Count how many lines mention the word "icon". Write that number alone.

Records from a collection
* * * * * * *
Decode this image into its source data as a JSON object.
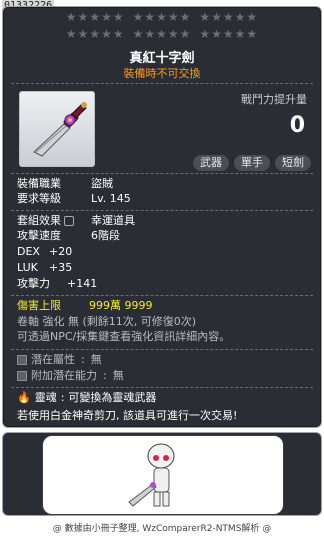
{
  "item_id": "01332226",
  "item": {
    "name": "真紅十字劍",
    "trade_note": "裝備時不可交換",
    "combat_power_label": "戰鬥力提升量",
    "combat_power_value": "0",
    "tags": [
      "武器",
      "單手",
      "短劍"
    ]
  },
  "requirements": {
    "job_label": "裝備職業",
    "job_value": "盜賊",
    "level_label": "要求等級",
    "level_value": "Lv. 145"
  },
  "stats": {
    "set_label": "套組效果",
    "set_value": "幸運道具",
    "speed_label": "攻擊速度",
    "speed_value": "6階段",
    "dex_label": "DEX",
    "dex_value": "+20",
    "luk_label": "LUK",
    "luk_value": "+35",
    "atk_label": "攻擊力",
    "atk_value": "+141",
    "damage_cap_label": "傷害上限",
    "damage_cap_value": "999萬 9999"
  },
  "notes": {
    "upgrade_line": "卷軸 強化 無 (剩餘11次, 可修復0次)",
    "upgrade_line2": "可透過NPC/採集鍵查看強化資訊詳細內容。"
  },
  "potential": {
    "potential_label": "潛在屬性",
    "potential_value": "無",
    "additional_label": "附加潛在能力",
    "additional_value": "無"
  },
  "soul": {
    "label": "靈魂",
    "value": "可變換為靈魂武器",
    "trade_hint": "若使用白金神奇剪刀, 該道具可進行一次交易!"
  },
  "footer": "@ 數據由小冊子整理, WzComparerR2-NTMS解析 @",
  "colors": {
    "background": "#2a2d33",
    "trade_orange": "#ff9a1e",
    "damage_yellow": "#f2ea3c"
  }
}
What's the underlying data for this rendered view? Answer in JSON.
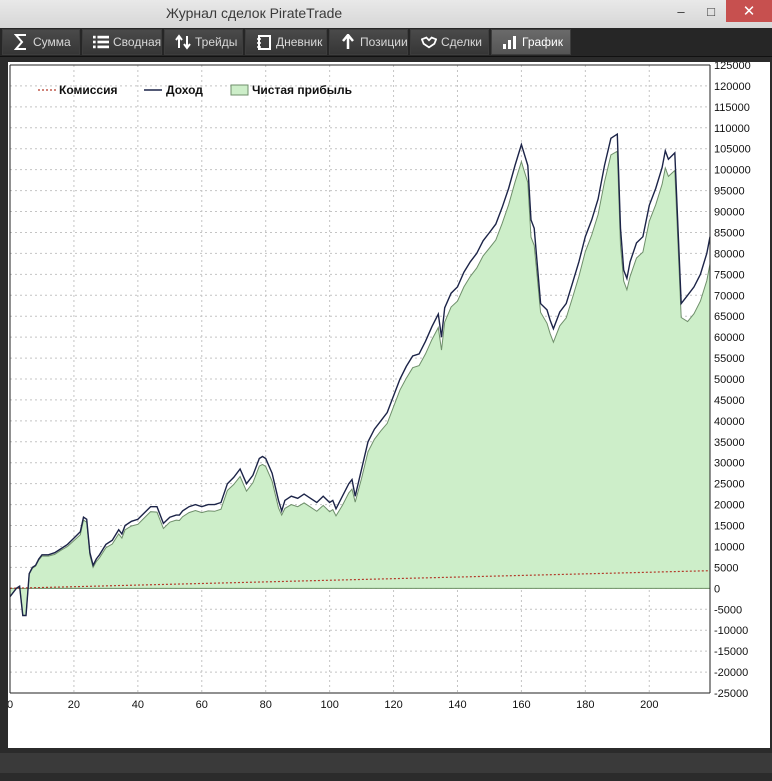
{
  "window": {
    "title": "Журнал сделок PirateTrade",
    "minimize": "–",
    "maximize": "□",
    "close": "✕"
  },
  "tabs": [
    {
      "label": "Сумма",
      "icon": "sigma-icon",
      "active": false
    },
    {
      "label": "Сводная",
      "icon": "list-icon",
      "active": false
    },
    {
      "label": "Трейды",
      "icon": "swap-arrows-icon",
      "active": false
    },
    {
      "label": "Дневник",
      "icon": "notebook-icon",
      "active": false
    },
    {
      "label": "Позиции",
      "icon": "arrow-up-icon",
      "active": false
    },
    {
      "label": "Сделки",
      "icon": "handshake-icon",
      "active": false
    },
    {
      "label": "График",
      "icon": "bar-chart-icon",
      "active": true
    }
  ],
  "colors": {
    "net_profit_fill": "#cdeec9",
    "net_profit_line": "#6f8f6b",
    "income_line": "#1c2448",
    "commission_line": "#b33a2a"
  },
  "chart_data": {
    "type": "area",
    "legend": [
      "Комиссия",
      "Доход",
      "Чистая прибыль"
    ],
    "legend_position": "top-left",
    "grid": true,
    "xlim": [
      0,
      219
    ],
    "ylim": [
      -25000,
      125000
    ],
    "x_ticks": [
      0,
      20,
      40,
      60,
      80,
      100,
      120,
      140,
      160,
      180,
      200
    ],
    "y_ticks": [
      125000,
      120000,
      115000,
      110000,
      105000,
      100000,
      95000,
      90000,
      85000,
      80000,
      75000,
      70000,
      65000,
      60000,
      55000,
      50000,
      45000,
      40000,
      35000,
      30000,
      25000,
      20000,
      15000,
      10000,
      5000,
      0,
      -5000,
      -10000,
      -15000,
      -20000,
      -25000
    ],
    "y_axis_side": "right",
    "series": [
      {
        "name": "Доход",
        "x": [
          0,
          2,
          3,
          4,
          5,
          6,
          7,
          8,
          9,
          10,
          12,
          14,
          16,
          18,
          20,
          22,
          23,
          24,
          25,
          26,
          27,
          28,
          30,
          32,
          34,
          35,
          36,
          38,
          40,
          42,
          44,
          46,
          48,
          50,
          52,
          53,
          54,
          56,
          58,
          60,
          62,
          64,
          66,
          68,
          70,
          72,
          74,
          76,
          78,
          79,
          80,
          82,
          84,
          85,
          86,
          88,
          90,
          92,
          94,
          96,
          98,
          100,
          101,
          102,
          104,
          106,
          107,
          108,
          110,
          112,
          114,
          116,
          118,
          120,
          122,
          124,
          126,
          128,
          130,
          132,
          134,
          135,
          136,
          138,
          140,
          142,
          144,
          146,
          148,
          150,
          152,
          154,
          156,
          158,
          160,
          162,
          163,
          164,
          166,
          168,
          169,
          170,
          172,
          174,
          176,
          178,
          180,
          182,
          184,
          186,
          188,
          190,
          191,
          192,
          193,
          194,
          196,
          198,
          200,
          202,
          204,
          205,
          206,
          208,
          210,
          212,
          214,
          216,
          218,
          219
        ],
        "y": [
          -2000,
          0,
          500,
          -6500,
          -6500,
          3500,
          5000,
          5500,
          7000,
          8000,
          8000,
          8500,
          9500,
          10500,
          12000,
          13500,
          17000,
          16500,
          8500,
          5500,
          7000,
          8000,
          10500,
          11500,
          14000,
          13000,
          15000,
          16000,
          16500,
          18000,
          19500,
          19500,
          15500,
          17000,
          17500,
          17500,
          18500,
          19500,
          20000,
          19500,
          20000,
          20000,
          20500,
          25000,
          26500,
          28500,
          25000,
          27000,
          31000,
          31500,
          31000,
          27500,
          21000,
          18500,
          21000,
          22000,
          21500,
          22500,
          21500,
          20500,
          22000,
          20500,
          21000,
          19000,
          22000,
          25000,
          26000,
          22000,
          28500,
          35000,
          38000,
          40000,
          42000,
          46000,
          50000,
          53000,
          55500,
          56000,
          59000,
          62500,
          65500,
          60000,
          67000,
          70500,
          72000,
          75500,
          78000,
          80000,
          83000,
          85000,
          87000,
          91000,
          95500,
          101000,
          106000,
          101000,
          88000,
          86000,
          68000,
          66500,
          64000,
          62000,
          66000,
          68000,
          73000,
          78000,
          84000,
          88000,
          93000,
          101000,
          107500,
          108500,
          86000,
          76000,
          74000,
          78000,
          82500,
          84000,
          91500,
          95500,
          100500,
          104500,
          102500,
          104000,
          68000,
          70000,
          72000,
          75000,
          80000,
          84000
        ]
      },
      {
        "name": "Чистая прибыль",
        "x": [
          0,
          2,
          3,
          4,
          5,
          6,
          7,
          8,
          9,
          10,
          12,
          14,
          16,
          18,
          20,
          22,
          23,
          24,
          25,
          26,
          27,
          28,
          30,
          32,
          34,
          35,
          36,
          38,
          40,
          42,
          44,
          46,
          48,
          50,
          52,
          53,
          54,
          56,
          58,
          60,
          62,
          64,
          66,
          68,
          70,
          72,
          74,
          76,
          78,
          79,
          80,
          82,
          84,
          85,
          86,
          88,
          90,
          92,
          94,
          96,
          98,
          100,
          101,
          102,
          104,
          106,
          107,
          108,
          110,
          112,
          114,
          116,
          118,
          120,
          122,
          124,
          126,
          128,
          130,
          132,
          134,
          135,
          136,
          138,
          140,
          142,
          144,
          146,
          148,
          150,
          152,
          154,
          156,
          158,
          160,
          162,
          163,
          164,
          166,
          168,
          169,
          170,
          172,
          174,
          176,
          178,
          180,
          182,
          184,
          186,
          188,
          190,
          191,
          192,
          193,
          194,
          196,
          198,
          200,
          202,
          204,
          205,
          206,
          208,
          210,
          212,
          214,
          216,
          218,
          219
        ],
        "y": [
          -2000,
          0,
          500,
          -6500,
          -6500,
          3400,
          4800,
          5300,
          6800,
          7700,
          7700,
          8100,
          9100,
          10000,
          11400,
          12800,
          16300,
          15800,
          7900,
          5000,
          6400,
          7300,
          9700,
          10600,
          13000,
          12000,
          14000,
          14900,
          15300,
          16800,
          18300,
          18200,
          14300,
          15800,
          16300,
          16200,
          17100,
          18100,
          18600,
          18100,
          18500,
          18400,
          18900,
          23400,
          24800,
          26700,
          23200,
          25200,
          29200,
          29600,
          29100,
          25600,
          19200,
          17500,
          19100,
          20000,
          19500,
          20400,
          19400,
          18400,
          19800,
          18300,
          18800,
          17300,
          19800,
          22800,
          23700,
          20600,
          26300,
          32600,
          35600,
          37600,
          39400,
          43400,
          47400,
          50200,
          52700,
          53200,
          56000,
          59400,
          62300,
          56900,
          63600,
          67200,
          68600,
          72000,
          74500,
          76500,
          79400,
          81300,
          83200,
          87200,
          91600,
          97000,
          101900,
          96900,
          83900,
          81900,
          65900,
          63300,
          60800,
          58800,
          62700,
          64600,
          69500,
          74500,
          80400,
          84400,
          89300,
          97100,
          103500,
          104400,
          81900,
          73400,
          71300,
          74500,
          78900,
          80300,
          87700,
          91600,
          96500,
          100400,
          98400,
          99800,
          64700,
          63700,
          65600,
          68600,
          73500,
          77500
        ]
      },
      {
        "name": "Комиссия",
        "x": [
          0,
          219
        ],
        "y": [
          0,
          4200
        ]
      }
    ]
  }
}
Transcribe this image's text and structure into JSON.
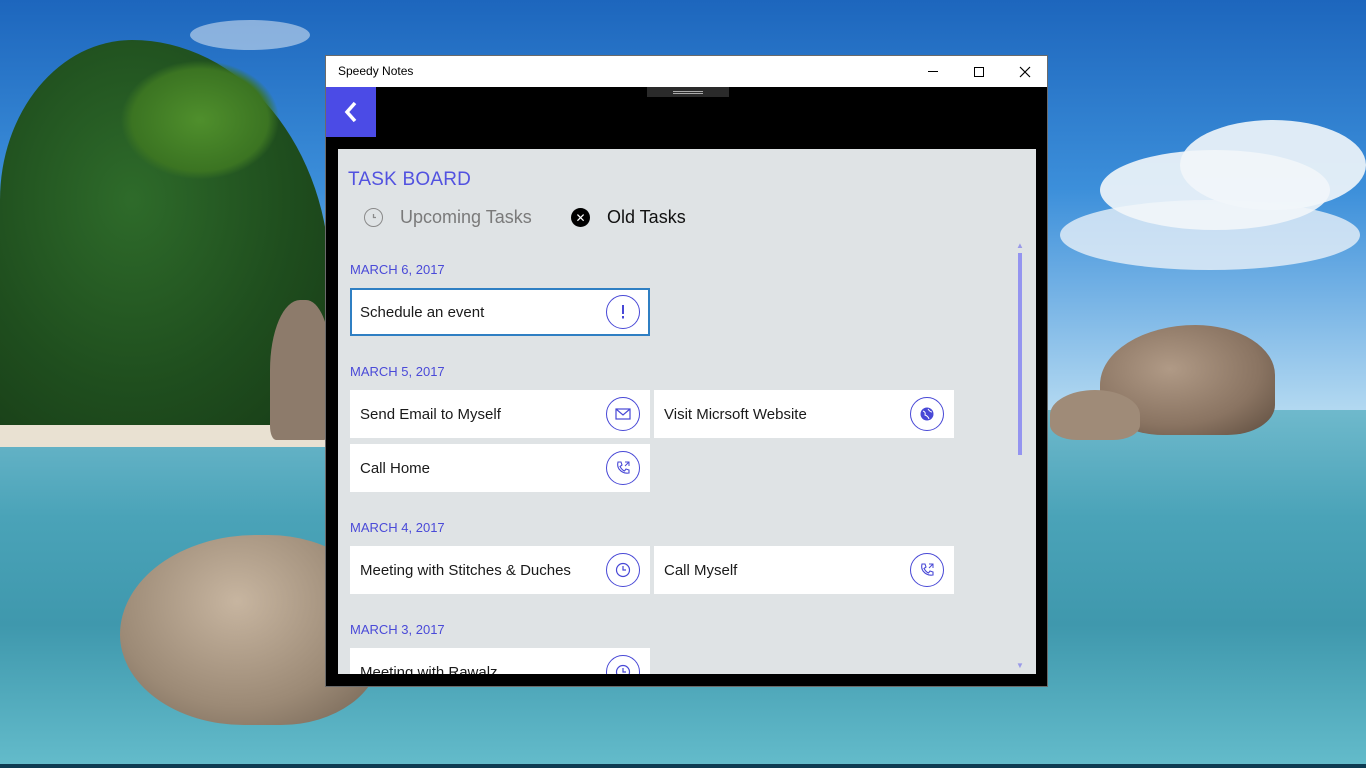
* * * * * * *
* [Solution for this task]: 7